YOUR GOAL — Every entry here needs to be repeated exactly.

DATA ROWS —
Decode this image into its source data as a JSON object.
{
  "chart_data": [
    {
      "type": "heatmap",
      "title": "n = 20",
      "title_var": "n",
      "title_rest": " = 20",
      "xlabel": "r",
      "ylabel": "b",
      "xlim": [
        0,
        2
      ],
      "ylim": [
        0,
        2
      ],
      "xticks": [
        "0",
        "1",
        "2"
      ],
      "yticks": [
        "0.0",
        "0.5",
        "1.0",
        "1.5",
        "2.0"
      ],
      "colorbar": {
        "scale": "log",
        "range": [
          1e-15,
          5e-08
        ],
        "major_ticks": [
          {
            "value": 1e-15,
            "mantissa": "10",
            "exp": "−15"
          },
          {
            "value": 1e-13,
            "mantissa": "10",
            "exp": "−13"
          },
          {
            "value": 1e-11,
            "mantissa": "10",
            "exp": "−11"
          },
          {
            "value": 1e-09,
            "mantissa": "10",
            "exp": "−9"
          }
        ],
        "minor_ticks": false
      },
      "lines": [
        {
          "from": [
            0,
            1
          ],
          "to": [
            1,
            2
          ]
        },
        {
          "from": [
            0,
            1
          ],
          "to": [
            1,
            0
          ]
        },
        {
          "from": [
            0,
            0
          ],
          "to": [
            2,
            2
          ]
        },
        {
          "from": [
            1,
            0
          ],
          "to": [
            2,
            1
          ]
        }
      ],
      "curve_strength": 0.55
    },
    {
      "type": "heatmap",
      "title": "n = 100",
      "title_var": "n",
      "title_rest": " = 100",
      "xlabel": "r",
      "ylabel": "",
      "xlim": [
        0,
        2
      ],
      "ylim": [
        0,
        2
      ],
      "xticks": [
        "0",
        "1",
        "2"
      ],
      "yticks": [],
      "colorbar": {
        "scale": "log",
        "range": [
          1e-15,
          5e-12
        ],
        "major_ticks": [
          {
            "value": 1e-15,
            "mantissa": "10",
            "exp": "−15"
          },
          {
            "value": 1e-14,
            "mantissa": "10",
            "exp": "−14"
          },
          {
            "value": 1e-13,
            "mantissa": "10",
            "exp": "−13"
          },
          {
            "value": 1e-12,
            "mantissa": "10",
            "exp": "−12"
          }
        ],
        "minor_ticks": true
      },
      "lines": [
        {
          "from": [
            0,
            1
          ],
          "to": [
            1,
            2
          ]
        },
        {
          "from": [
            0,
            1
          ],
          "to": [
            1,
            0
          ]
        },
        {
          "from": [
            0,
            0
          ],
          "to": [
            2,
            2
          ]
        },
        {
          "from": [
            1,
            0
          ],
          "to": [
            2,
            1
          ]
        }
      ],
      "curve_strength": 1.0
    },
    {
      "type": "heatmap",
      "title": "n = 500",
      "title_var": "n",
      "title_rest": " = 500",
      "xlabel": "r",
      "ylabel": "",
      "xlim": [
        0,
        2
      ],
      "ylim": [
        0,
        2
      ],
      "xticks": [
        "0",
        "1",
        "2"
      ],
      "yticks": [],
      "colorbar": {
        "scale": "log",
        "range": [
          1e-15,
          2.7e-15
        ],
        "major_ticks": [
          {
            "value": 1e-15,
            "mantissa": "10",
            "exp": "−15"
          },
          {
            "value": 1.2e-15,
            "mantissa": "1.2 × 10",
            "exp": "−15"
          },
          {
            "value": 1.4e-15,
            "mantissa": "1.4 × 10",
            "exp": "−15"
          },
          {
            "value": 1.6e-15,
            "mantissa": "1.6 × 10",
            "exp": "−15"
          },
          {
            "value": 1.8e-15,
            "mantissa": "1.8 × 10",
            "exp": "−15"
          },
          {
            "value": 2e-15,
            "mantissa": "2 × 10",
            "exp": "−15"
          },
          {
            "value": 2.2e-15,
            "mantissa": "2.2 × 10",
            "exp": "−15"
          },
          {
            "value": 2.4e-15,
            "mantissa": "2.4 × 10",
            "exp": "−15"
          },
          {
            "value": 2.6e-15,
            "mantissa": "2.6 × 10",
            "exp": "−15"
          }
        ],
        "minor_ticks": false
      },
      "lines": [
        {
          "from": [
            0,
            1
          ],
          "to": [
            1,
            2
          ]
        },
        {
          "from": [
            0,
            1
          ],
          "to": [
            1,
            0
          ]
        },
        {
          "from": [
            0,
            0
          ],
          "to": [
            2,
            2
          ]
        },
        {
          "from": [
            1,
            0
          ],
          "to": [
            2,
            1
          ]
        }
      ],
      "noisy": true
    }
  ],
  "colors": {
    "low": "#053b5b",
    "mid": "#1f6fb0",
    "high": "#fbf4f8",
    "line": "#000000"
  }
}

THE COMPLETED TASK —
Decode this image into its source data as a JSON object.
{
  "chart_data": [
    {
      "type": "heatmap",
      "title": "n = 20",
      "title_var": "n",
      "title_rest": " = 20",
      "xlabel": "r",
      "ylabel": "b",
      "xlim": [
        0,
        2
      ],
      "ylim": [
        0,
        2
      ],
      "xticks": [
        "0",
        "1",
        "2"
      ],
      "yticks": [
        "0.0",
        "0.5",
        "1.0",
        "1.5",
        "2.0"
      ],
      "colorbar": {
        "scale": "log",
        "range": [
          1e-15,
          5e-08
        ],
        "major_ticks": [
          {
            "value": 1e-15,
            "mantissa": "10",
            "exp": "−15"
          },
          {
            "value": 1e-13,
            "mantissa": "10",
            "exp": "−13"
          },
          {
            "value": 1e-11,
            "mantissa": "10",
            "exp": "−11"
          },
          {
            "value": 1e-09,
            "mantissa": "10",
            "exp": "−9"
          }
        ],
        "minor_ticks": false
      },
      "lines": [
        {
          "from": [
            0,
            1
          ],
          "to": [
            1,
            2
          ]
        },
        {
          "from": [
            0,
            1
          ],
          "to": [
            1,
            0
          ]
        },
        {
          "from": [
            0,
            0
          ],
          "to": [
            2,
            2
          ]
        },
        {
          "from": [
            1,
            0
          ],
          "to": [
            2,
            1
          ]
        }
      ],
      "curve_strength": 0.55
    },
    {
      "type": "heatmap",
      "title": "n = 100",
      "title_var": "n",
      "title_rest": " = 100",
      "xlabel": "r",
      "ylabel": "",
      "xlim": [
        0,
        2
      ],
      "ylim": [
        0,
        2
      ],
      "xticks": [
        "0",
        "1",
        "2"
      ],
      "yticks": [],
      "colorbar": {
        "scale": "log",
        "range": [
          1e-15,
          5e-12
        ],
        "major_ticks": [
          {
            "value": 1e-15,
            "mantissa": "10",
            "exp": "−15"
          },
          {
            "value": 1e-14,
            "mantissa": "10",
            "exp": "−14"
          },
          {
            "value": 1e-13,
            "mantissa": "10",
            "exp": "−13"
          },
          {
            "value": 1e-12,
            "mantissa": "10",
            "exp": "−12"
          }
        ],
        "minor_ticks": true
      },
      "lines": [
        {
          "from": [
            0,
            1
          ],
          "to": [
            1,
            2
          ]
        },
        {
          "from": [
            0,
            1
          ],
          "to": [
            1,
            0
          ]
        },
        {
          "from": [
            0,
            0
          ],
          "to": [
            2,
            2
          ]
        },
        {
          "from": [
            1,
            0
          ],
          "to": [
            2,
            1
          ]
        }
      ],
      "curve_strength": 1.0
    },
    {
      "type": "heatmap",
      "title": "n = 500",
      "title_var": "n",
      "title_rest": " = 500",
      "xlabel": "r",
      "ylabel": "",
      "xlim": [
        0,
        2
      ],
      "ylim": [
        0,
        2
      ],
      "xticks": [
        "0",
        "1",
        "2"
      ],
      "yticks": [],
      "colorbar": {
        "scale": "log",
        "range": [
          1e-15,
          2.7e-15
        ],
        "major_ticks": [
          {
            "value": 1e-15,
            "mantissa": "10",
            "exp": "−15"
          },
          {
            "value": 1.2e-15,
            "mantissa": "1.2 × 10",
            "exp": "−15"
          },
          {
            "value": 1.4e-15,
            "mantissa": "1.4 × 10",
            "exp": "−15"
          },
          {
            "value": 1.6e-15,
            "mantissa": "1.6 × 10",
            "exp": "−15"
          },
          {
            "value": 1.8e-15,
            "mantissa": "1.8 × 10",
            "exp": "−15"
          },
          {
            "value": 2e-15,
            "mantissa": "2 × 10",
            "exp": "−15"
          },
          {
            "value": 2.2e-15,
            "mantissa": "2.2 × 10",
            "exp": "−15"
          },
          {
            "value": 2.4e-15,
            "mantissa": "2.4 × 10",
            "exp": "−15"
          },
          {
            "value": 2.6e-15,
            "mantissa": "2.6 × 10",
            "exp": "−15"
          }
        ],
        "minor_ticks": false
      },
      "lines": [
        {
          "from": [
            0,
            1
          ],
          "to": [
            1,
            2
          ]
        },
        {
          "from": [
            0,
            1
          ],
          "to": [
            1,
            0
          ]
        },
        {
          "from": [
            0,
            0
          ],
          "to": [
            2,
            2
          ]
        },
        {
          "from": [
            1,
            0
          ],
          "to": [
            2,
            1
          ]
        }
      ],
      "noisy": true
    }
  ],
  "colors": {
    "low": "#053b5b",
    "mid": "#1f6fb0",
    "high": "#fbf4f8",
    "line": "#000000"
  }
}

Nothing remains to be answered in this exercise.